Extracted data entries:
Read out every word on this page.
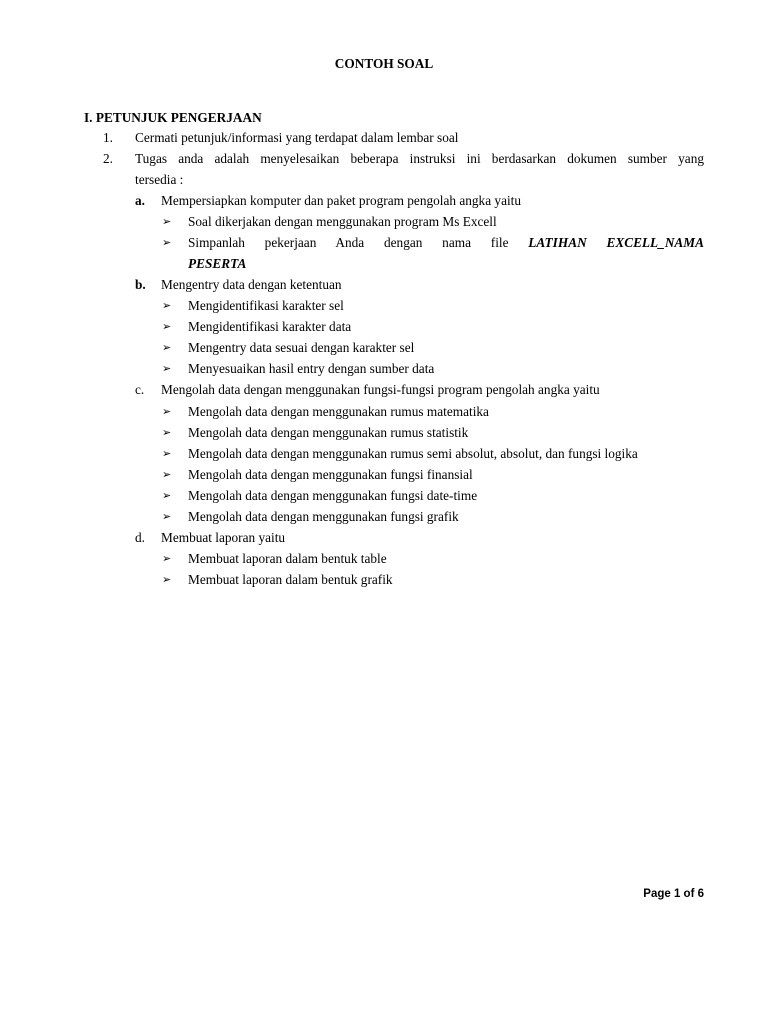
CONTOH SOAL
I. PETUNJUK PENGERJAAN
1. Cermati petunjuk/informasi yang terdapat dalam lembar soal
2. Tugas anda adalah menyelesaikan beberapa instruksi ini berdasarkan dokumen sumber yang
tersedia :
a. Mempersiapkan komputer dan paket program pengolah angka yaitu
➢ Soal dikerjakan dengan menggunakan program Ms Excell
➢ Simpanlah pekerjaan Anda dengan nama file LATIHAN EXCELL_NAMA
PESERTA
b. Mengentry data dengan ketentuan
➢ Mengidentifikasi karakter sel
➢ Mengidentifikasi karakter data
➢ Mengentry data sesuai dengan karakter sel
➢ Menyesuaikan hasil entry dengan sumber data
c. Mengolah data dengan menggunakan fungsi-fungsi program pengolah angka yaitu
➢ Mengolah data dengan menggunakan rumus matematika
➢ Mengolah data dengan menggunakan rumus statistik
➢ Mengolah data dengan menggunakan rumus semi absolut, absolut, dan fungsi logika
➢ Mengolah data dengan menggunakan fungsi finansial
➢ Mengolah data dengan menggunakan fungsi date-time
➢ Mengolah data dengan menggunakan fungsi grafik
d. Membuat laporan yaitu
➢ Membuat laporan dalam bentuk table
➢ Membuat laporan dalam bentuk grafik
Page 1 of 6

• Objective
Write the records out once more, exactly as they appear, with no pictures.

• Response to this exercise
Read out every word on this page.
CONTOH SOAL
I. PETUNJUK PENGERJAAN
1. Cermati petunjuk/informasi yang terdapat dalam lembar soal
2. Tugas anda adalah menyelesaikan beberapa instruksi ini berdasarkan dokumen sumber yang
tersedia :
a. Mempersiapkan komputer dan paket program pengolah angka yaitu
➢ Soal dikerjakan dengan menggunakan program Ms Excell
➢ Simpanlah pekerjaan Anda dengan nama file LATIHAN EXCELL_NAMA
PESERTA
b. Mengentry data dengan ketentuan
➢ Mengidentifikasi karakter sel
➢ Mengidentifikasi karakter data
➢ Mengentry data sesuai dengan karakter sel
➢ Menyesuaikan hasil entry dengan sumber data
c. Mengolah data dengan menggunakan fungsi-fungsi program pengolah angka yaitu
➢ Mengolah data dengan menggunakan rumus matematika
➢ Mengolah data dengan menggunakan rumus statistik
➢ Mengolah data dengan menggunakan rumus semi absolut, absolut, dan fungsi logika
➢ Mengolah data dengan menggunakan fungsi finansial
➢ Mengolah data dengan menggunakan fungsi date-time
➢ Mengolah data dengan menggunakan fungsi grafik
d. Membuat laporan yaitu
➢ Membuat laporan dalam bentuk table
➢ Membuat laporan dalam bentuk grafik
Page 1 of 6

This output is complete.